### [Challenge]
Write out the material exactly, without any of its pictures.
[Start of Exercise input]
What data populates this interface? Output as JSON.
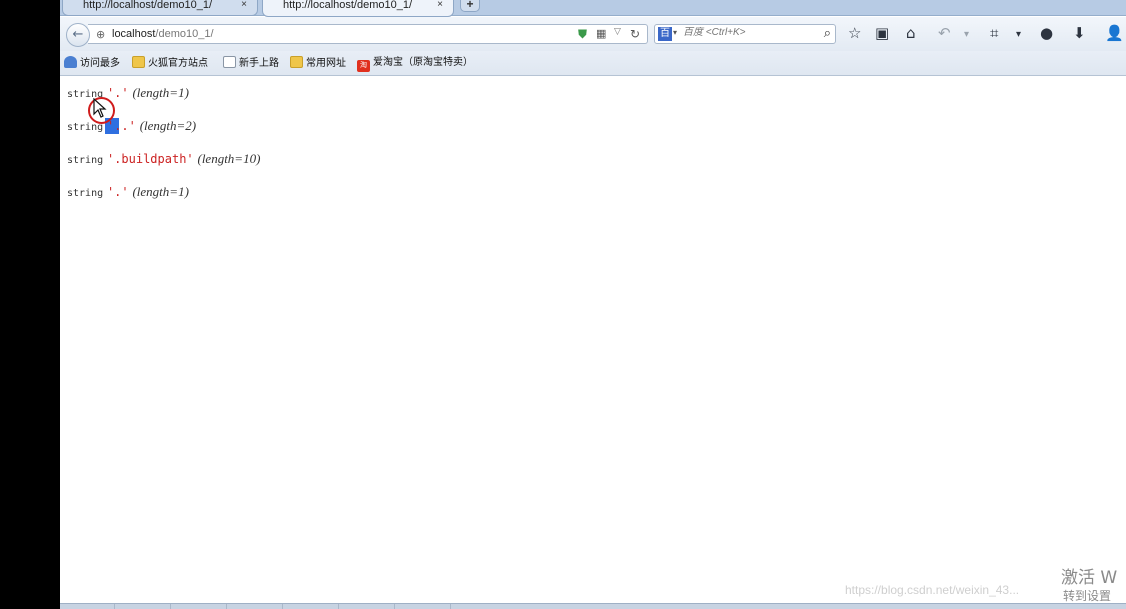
{
  "tabs": [
    {
      "label": "http://localhost/demo10_1/",
      "active": false,
      "close": "×"
    },
    {
      "label": "http://localhost/demo10_1/",
      "active": true,
      "close": "×"
    }
  ],
  "new_tab": "+",
  "nav": {
    "back_icon": "←",
    "url_host": "localhost",
    "url_path": "/demo10_1/",
    "search_engine": "百",
    "search_placeholder": "百度 <Ctrl+K>",
    "search_go": "⌕",
    "toolbar_icons": [
      "star-icon",
      "clipboard-icon",
      "home-icon",
      "undo-icon",
      "crop-icon",
      "chat-icon",
      "download-icon",
      "user-icon"
    ]
  },
  "bookmarks": [
    {
      "label": "访问最多",
      "icon": "person"
    },
    {
      "label": "火狐官方站点",
      "icon": "folder"
    },
    {
      "label": "新手上路",
      "icon": "page"
    },
    {
      "label": "常用网址",
      "icon": "folder"
    },
    {
      "label": "爱淘宝（原淘宝特卖）",
      "icon": "brand"
    }
  ],
  "dump": [
    {
      "type": "string",
      "value": "'.'",
      "length": "(length=1)"
    },
    {
      "type": "string",
      "value": "'..'",
      "length": "(length=2)"
    },
    {
      "type": "string",
      "value": "'.buildpath'",
      "length": "(length=10)"
    },
    {
      "type": "string",
      "value": "'.'",
      "length": "(length=1)"
    }
  ],
  "watermark": {
    "url": "https://blog.csdn.net/weixin_43...",
    "activate": "激活 W",
    "activate_sub": "转到设置"
  },
  "colors": {
    "value_red": "#cc2222",
    "tab_bar": "#b7cbe4",
    "cursor_ring": "#d01c1c"
  }
}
[End of Exercise input]
### [Solution]
What data populates this interface? Output as JSON.
{
  "tabs": [
    {
      "label": "http://localhost/demo10_1/",
      "active": false,
      "close": "×"
    },
    {
      "label": "http://localhost/demo10_1/",
      "active": true,
      "close": "×"
    }
  ],
  "new_tab": "+",
  "nav": {
    "back_icon": "←",
    "url_host": "localhost",
    "url_path": "/demo10_1/",
    "search_engine": "百",
    "search_placeholder": "百度 <Ctrl+K>",
    "search_go": "⌕",
    "toolbar_icons": [
      "star-icon",
      "clipboard-icon",
      "home-icon",
      "undo-icon",
      "crop-icon",
      "chat-icon",
      "download-icon",
      "user-icon"
    ]
  },
  "bookmarks": [
    {
      "label": "访问最多",
      "icon": "person"
    },
    {
      "label": "火狐官方站点",
      "icon": "folder"
    },
    {
      "label": "新手上路",
      "icon": "page"
    },
    {
      "label": "常用网址",
      "icon": "folder"
    },
    {
      "label": "爱淘宝（原淘宝特卖）",
      "icon": "brand"
    }
  ],
  "dump": [
    {
      "type": "string",
      "value": "'.'",
      "length": "(length=1)"
    },
    {
      "type": "string",
      "value": "'..'",
      "length": "(length=2)"
    },
    {
      "type": "string",
      "value": "'.buildpath'",
      "length": "(length=10)"
    },
    {
      "type": "string",
      "value": "'.'",
      "length": "(length=1)"
    }
  ],
  "watermark": {
    "url": "https://blog.csdn.net/weixin_43...",
    "activate": "激活 W",
    "activate_sub": "转到设置"
  },
  "colors": {
    "value_red": "#cc2222",
    "tab_bar": "#b7cbe4",
    "cursor_ring": "#d01c1c"
  }
}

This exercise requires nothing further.